SPECIAL_NAMES_NUMBERS = dict([ (val, key) for (key, val) in config_fr.SPECIAL_NUMBERS_NAMES.items() \
                               if key not in ['80', '90', '70'] ])
 
NAMES_TEN_POWERS = {}
THE_BIGGEST_NUMBER = {}
THE_TEN_POWERS = {}
 
for oneConvention in config_fr.TEN_POWERS_NAMES:
    NAMES_TEN_POWERS[oneConvention] = {}
    THE_TEN_POWERS[oneConvention] = ['100']
 
    for (key, val) in config_fr.TEN_POWERS_NAMES[oneConvention].items():
        NAMES_TEN_POWERS[oneConvention][val] = '1' + '0'*key
        THE_TEN_POWERS[oneConvention].append('1' + '0'*key)
 
# We have to sort the powers from the smaller to the bigger.
    THE_TEN_POWERS[oneConvention] = sorted( THE_TEN_POWERS[oneConvention],
                                            key=(lambda x: len(x)) )
 
    THE_BIGGEST_NUMBER[oneConvention] = THE_TEN_POWERS[oneConvention][-1]
 
# We  must import integerToWords_fr after config_fr because
# SPECIAL_NUMBERS_NAMES is changed in integerToWords_fr.
import integerToWords_fr # We need this to indicate errors...
 
 
###############
# THE FUNCTIONS
 
def wellFormattedTextWithDigits(text):
# Source : http://www.developpez.net/forums/d867083/autres-langages/python-zope/general-python/nettoyer-espaces-regex
    return list( map(lambda x: x.replace(' ',''),re.findall('(\d[\d ]*|[^ \d-]+)',text)) )

# Supplied data
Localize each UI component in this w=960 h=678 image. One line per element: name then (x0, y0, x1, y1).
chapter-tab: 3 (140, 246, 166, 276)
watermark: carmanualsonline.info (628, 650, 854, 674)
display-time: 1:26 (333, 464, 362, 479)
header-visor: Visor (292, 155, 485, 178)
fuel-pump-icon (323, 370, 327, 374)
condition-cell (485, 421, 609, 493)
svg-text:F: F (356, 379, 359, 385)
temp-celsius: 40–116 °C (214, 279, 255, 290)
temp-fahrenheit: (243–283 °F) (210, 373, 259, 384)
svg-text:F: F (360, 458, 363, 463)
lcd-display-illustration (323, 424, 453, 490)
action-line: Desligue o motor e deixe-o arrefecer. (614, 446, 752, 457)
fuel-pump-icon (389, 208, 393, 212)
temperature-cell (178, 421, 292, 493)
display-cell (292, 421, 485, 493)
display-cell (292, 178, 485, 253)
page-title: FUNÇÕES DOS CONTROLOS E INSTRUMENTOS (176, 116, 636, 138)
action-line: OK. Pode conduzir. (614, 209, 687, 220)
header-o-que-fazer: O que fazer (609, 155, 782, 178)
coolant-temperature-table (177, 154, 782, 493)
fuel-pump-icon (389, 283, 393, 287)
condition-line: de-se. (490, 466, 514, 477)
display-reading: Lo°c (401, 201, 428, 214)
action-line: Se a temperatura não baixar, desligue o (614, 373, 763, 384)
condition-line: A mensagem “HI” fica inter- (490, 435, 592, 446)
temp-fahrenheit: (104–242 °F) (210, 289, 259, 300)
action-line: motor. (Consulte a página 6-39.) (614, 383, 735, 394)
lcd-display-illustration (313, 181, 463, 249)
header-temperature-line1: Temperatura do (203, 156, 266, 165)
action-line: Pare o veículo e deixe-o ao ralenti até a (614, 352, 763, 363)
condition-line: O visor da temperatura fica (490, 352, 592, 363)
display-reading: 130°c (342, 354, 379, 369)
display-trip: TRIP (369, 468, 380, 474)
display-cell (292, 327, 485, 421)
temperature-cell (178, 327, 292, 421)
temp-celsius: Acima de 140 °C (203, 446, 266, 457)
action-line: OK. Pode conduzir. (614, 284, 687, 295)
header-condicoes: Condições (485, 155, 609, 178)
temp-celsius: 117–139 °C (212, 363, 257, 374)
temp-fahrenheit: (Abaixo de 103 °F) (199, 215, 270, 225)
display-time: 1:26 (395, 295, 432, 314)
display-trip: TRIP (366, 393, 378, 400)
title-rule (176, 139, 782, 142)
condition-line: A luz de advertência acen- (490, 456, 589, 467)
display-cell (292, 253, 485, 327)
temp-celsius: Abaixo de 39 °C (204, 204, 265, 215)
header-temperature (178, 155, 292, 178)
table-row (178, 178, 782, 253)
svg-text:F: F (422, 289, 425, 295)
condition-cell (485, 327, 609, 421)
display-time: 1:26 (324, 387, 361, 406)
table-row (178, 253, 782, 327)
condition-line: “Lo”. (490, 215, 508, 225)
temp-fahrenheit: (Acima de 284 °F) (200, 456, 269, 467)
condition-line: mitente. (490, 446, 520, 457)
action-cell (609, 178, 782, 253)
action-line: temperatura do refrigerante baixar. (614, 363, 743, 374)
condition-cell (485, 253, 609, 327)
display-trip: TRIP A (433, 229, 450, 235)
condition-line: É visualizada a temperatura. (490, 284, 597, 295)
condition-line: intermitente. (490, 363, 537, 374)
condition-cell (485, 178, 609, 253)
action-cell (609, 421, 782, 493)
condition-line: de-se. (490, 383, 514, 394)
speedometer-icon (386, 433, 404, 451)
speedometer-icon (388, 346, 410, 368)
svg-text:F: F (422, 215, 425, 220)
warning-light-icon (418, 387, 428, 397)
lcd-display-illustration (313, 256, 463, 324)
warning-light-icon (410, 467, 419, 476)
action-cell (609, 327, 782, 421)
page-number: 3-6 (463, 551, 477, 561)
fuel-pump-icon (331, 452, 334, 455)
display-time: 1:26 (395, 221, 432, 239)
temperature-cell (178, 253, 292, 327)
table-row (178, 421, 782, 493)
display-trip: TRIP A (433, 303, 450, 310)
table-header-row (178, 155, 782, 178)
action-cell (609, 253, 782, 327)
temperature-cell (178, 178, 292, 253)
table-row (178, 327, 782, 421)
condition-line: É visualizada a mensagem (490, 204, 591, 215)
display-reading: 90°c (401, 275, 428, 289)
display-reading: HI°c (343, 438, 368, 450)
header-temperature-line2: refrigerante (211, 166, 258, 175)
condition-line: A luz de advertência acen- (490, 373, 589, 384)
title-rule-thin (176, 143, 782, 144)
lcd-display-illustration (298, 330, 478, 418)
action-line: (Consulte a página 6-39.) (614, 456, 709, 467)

# Written instruction 1
Say whether each statement agrees with the Python excerpt, answering yes or no and quoting the deciding words from it: (a) The keys '80', '90' and '70' are left out when SPECIAL_NAMES_NUMBERS is built. (b) The powers of ten are sorted from the bigger to the smaller. (c) For each convention, THE_TEN_POWERS begins as a list holding '100'.
# Written instruction 2
Rewrite the records from their first line through the line with "temperature-cell (178, 421, 292, 493)", replacing "fuel-pump-icon" with "fuel-icon" and leaving everything else unchanged.
The text and the records are independent of each other.

# Complete answer 1
(a) Yes: "if key not in ['80', '90', '70']"
(b) No: "We have to sort the powers from the smaller to the bigger."
(c) Yes: "THE_TEN_POWERS[oneConvention] = ['100']"

# Complete answer 2
Localize each UI component in this w=960 h=678 image. One line per element: name then (x0, y0, x1, y1).
chapter-tab: 3 (140, 246, 166, 276)
watermark: carmanualsonline.info (628, 650, 854, 674)
display-time: 1:26 (333, 464, 362, 479)
header-visor: Visor (292, 155, 485, 178)
fuel-icon (323, 370, 327, 374)
condition-cell (485, 421, 609, 493)
svg-text:F: F (356, 379, 359, 385)
temp-celsius: 40–116 °C (214, 279, 255, 290)
temp-fahrenheit: (243–283 °F) (210, 373, 259, 384)
svg-text:F: F (360, 458, 363, 463)
lcd-display-illustration (323, 424, 453, 490)
action-line: Desligue o motor e deixe-o arrefecer. (614, 446, 752, 457)
fuel-icon (389, 208, 393, 212)
temperature-cell (178, 421, 292, 493)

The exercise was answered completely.